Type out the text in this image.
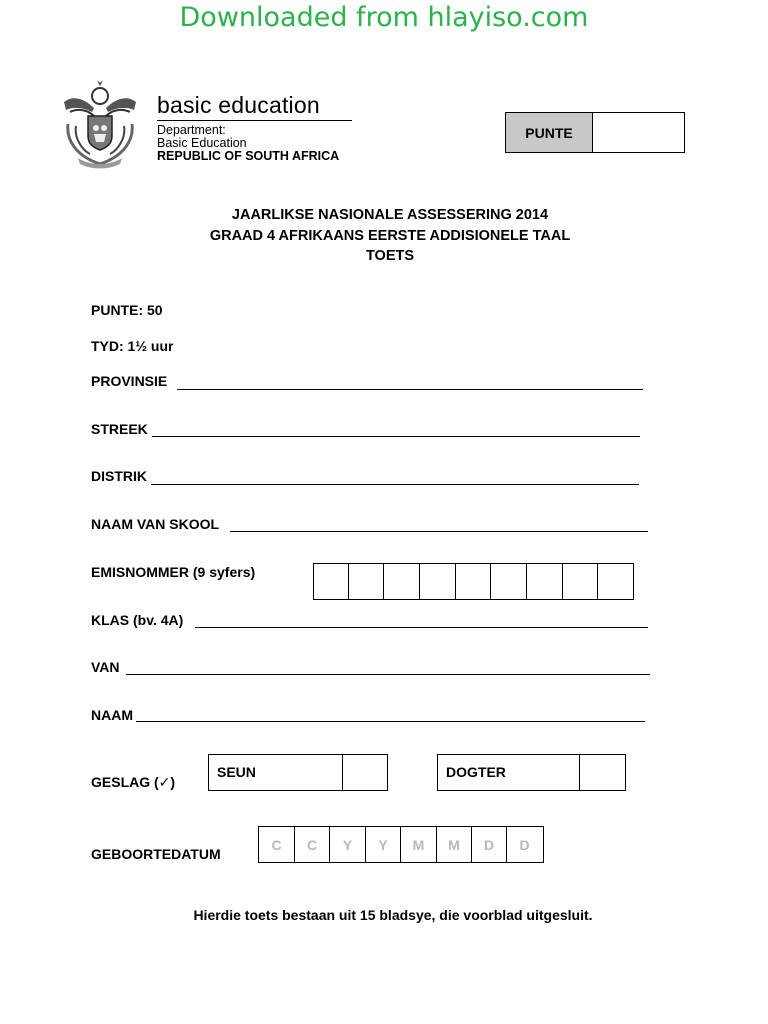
Downloaded from hlayiso.com
basic education
Department:
Basic Education
REPUBLIC OF SOUTH AFRICA
PUNTE
JAARLIKSE NASIONALE ASSESSERING 2014
GRAAD 4 AFRIKAANS EERSTE ADDISIONELE TAAL
TOETS
PUNTE: 50
TYD: 1½ uur
PROVINSIE
STREEK
DISTRIK
NAAM VAN SKOOL
EMISNOMMER (9 syfers)
KLAS (bv. 4A)
VAN
NAAM
GESLAG (✓)
SEUN	DOGTER
GEBOORTEDATUM
C	C	Y	Y	M	M	D	D
Hierdie toets bestaan uit 15 bladsye, die voorblad uitgesluit.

■ ■ ■ ■

**PROBLEM TO SOLVE**
Keep the pictures out of your copy, and repeat every entry above exactly.

**PROBLEM SOLUTION**
Type out the text in this image.
Downloaded from hlayiso.com
basic education
Department:
Basic Education
REPUBLIC OF SOUTH AFRICA
PUNTE
JAARLIKSE NASIONALE ASSESSERING 2014
GRAAD 4 AFRIKAANS EERSTE ADDISIONELE TAAL
TOETS
PUNTE: 50
TYD: 1½ uur
PROVINSIE
STREEK
DISTRIK
NAAM VAN SKOOL
EMISNOMMER (9 syfers)
KLAS (bv. 4A)
VAN
NAAM
GESLAG (✓)
SEUN	DOGTER
GEBOORTEDATUM
C	C	Y	Y	M	M	D	D
Hierdie toets bestaan uit 15 bladsye, die voorblad uitgesluit.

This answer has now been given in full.